From the listing, collect all lines containing the word "JSON".

- _Data shown_
★ ★ ★ ★ ★
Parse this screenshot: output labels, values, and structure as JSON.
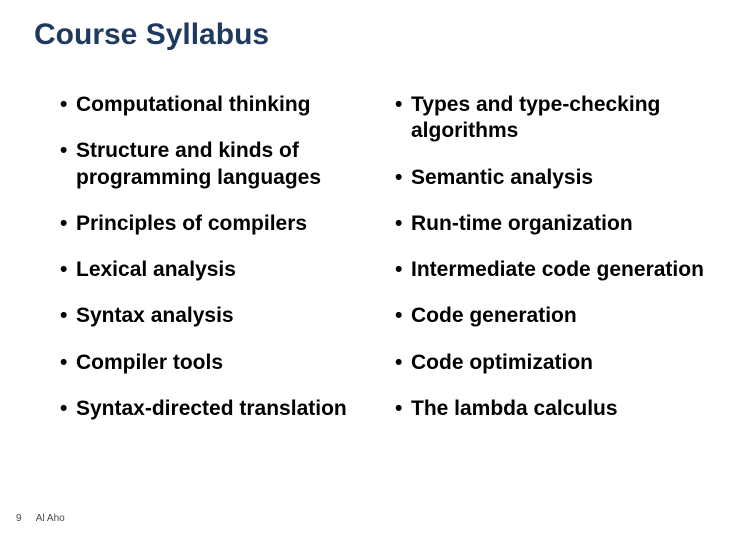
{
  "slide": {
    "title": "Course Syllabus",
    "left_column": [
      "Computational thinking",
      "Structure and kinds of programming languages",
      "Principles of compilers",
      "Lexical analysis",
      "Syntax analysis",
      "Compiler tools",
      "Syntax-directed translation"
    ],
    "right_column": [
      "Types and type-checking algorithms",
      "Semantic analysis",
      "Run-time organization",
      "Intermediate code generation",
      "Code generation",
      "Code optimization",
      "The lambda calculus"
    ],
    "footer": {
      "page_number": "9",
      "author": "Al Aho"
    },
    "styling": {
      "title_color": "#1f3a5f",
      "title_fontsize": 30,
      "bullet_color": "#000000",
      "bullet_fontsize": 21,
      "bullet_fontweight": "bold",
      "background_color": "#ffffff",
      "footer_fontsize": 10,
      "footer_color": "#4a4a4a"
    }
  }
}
★ ★ ★ ★ ★
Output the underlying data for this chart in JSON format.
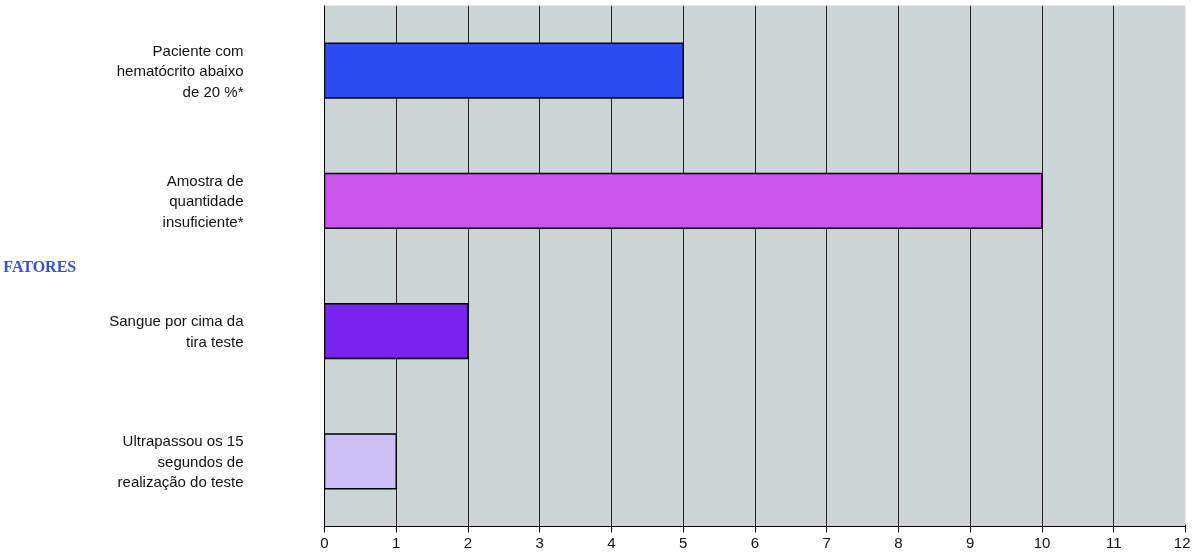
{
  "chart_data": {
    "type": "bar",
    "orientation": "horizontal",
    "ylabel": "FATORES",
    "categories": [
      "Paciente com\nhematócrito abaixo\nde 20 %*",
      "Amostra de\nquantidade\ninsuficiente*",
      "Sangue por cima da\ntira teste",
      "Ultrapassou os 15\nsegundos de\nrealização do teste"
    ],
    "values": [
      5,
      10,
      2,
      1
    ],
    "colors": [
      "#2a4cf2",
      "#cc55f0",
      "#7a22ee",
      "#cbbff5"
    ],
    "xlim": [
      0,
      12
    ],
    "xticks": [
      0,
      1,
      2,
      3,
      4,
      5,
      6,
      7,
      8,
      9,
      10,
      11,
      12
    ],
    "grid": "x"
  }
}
★ ★ ★ ★ ★
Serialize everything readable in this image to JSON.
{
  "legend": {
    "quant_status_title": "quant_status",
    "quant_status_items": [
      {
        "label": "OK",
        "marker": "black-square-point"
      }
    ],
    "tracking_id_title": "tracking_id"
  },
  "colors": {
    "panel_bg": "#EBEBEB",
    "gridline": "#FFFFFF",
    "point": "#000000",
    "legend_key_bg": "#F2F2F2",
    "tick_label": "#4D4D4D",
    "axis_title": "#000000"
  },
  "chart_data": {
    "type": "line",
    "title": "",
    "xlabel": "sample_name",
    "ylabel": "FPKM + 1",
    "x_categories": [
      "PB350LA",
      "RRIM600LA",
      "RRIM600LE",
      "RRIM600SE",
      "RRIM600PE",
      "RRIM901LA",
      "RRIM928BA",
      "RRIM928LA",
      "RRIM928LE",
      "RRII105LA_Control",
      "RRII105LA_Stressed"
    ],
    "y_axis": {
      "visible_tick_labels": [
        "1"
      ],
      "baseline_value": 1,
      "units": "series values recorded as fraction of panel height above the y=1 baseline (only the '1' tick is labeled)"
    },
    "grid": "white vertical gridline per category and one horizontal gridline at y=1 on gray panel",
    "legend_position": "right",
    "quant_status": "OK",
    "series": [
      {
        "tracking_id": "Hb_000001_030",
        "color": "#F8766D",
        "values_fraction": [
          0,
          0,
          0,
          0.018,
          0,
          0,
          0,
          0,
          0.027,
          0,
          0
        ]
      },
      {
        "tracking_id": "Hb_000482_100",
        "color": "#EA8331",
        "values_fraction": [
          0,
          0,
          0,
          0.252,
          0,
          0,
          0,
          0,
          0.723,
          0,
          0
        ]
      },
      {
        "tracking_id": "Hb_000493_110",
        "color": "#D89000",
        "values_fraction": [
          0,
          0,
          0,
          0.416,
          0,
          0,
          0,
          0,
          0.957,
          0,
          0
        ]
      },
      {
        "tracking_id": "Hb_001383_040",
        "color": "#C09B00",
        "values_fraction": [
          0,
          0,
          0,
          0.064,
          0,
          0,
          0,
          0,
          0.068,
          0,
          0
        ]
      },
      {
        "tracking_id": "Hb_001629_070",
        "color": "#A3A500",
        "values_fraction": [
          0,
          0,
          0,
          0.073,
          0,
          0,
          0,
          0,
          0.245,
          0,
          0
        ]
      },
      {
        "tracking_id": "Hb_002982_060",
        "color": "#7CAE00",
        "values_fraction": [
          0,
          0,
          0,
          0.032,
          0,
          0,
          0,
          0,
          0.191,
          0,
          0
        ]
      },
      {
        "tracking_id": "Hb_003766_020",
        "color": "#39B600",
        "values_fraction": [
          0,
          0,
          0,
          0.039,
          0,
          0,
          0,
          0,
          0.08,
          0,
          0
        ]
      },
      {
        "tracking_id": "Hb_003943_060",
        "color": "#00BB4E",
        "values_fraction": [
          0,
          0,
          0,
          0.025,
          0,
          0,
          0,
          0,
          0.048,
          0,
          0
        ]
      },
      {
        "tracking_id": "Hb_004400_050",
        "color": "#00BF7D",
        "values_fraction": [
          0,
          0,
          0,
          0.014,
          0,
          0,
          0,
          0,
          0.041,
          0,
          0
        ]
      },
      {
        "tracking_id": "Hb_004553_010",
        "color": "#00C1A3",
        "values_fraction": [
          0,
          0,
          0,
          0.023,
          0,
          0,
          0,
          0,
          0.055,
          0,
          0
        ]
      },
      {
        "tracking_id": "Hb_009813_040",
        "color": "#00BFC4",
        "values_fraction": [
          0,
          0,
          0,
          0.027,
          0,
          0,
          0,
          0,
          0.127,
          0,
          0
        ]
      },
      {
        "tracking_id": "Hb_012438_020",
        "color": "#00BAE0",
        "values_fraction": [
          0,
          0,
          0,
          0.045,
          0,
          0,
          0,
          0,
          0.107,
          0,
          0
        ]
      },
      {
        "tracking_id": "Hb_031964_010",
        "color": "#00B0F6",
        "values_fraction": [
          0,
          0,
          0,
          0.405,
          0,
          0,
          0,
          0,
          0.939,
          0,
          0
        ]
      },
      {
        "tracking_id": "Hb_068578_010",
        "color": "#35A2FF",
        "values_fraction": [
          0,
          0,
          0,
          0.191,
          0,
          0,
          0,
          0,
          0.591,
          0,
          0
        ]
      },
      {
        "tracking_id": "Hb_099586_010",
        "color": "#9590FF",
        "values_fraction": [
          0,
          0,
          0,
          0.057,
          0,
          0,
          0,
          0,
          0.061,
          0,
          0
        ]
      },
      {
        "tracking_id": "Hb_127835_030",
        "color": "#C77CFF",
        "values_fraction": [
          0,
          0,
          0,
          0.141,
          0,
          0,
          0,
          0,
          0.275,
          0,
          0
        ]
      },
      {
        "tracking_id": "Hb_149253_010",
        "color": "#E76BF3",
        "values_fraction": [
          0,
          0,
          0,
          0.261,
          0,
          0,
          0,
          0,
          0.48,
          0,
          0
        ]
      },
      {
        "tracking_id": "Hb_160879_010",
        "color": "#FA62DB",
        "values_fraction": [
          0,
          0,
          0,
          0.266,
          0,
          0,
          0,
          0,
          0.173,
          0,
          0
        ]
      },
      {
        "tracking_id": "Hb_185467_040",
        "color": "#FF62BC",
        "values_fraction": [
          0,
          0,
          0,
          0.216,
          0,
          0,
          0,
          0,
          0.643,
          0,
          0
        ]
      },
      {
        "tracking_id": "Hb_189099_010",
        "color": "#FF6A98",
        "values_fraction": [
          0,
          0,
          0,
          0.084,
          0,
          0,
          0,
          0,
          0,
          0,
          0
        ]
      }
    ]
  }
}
★ ★ ★ ★ ★
- _Expected answer_
Parse this screenshot: output labels, values, and structure as JSON.
Output the underlying data for this chart in JSON format.
Serialize everything readable in this image to JSON.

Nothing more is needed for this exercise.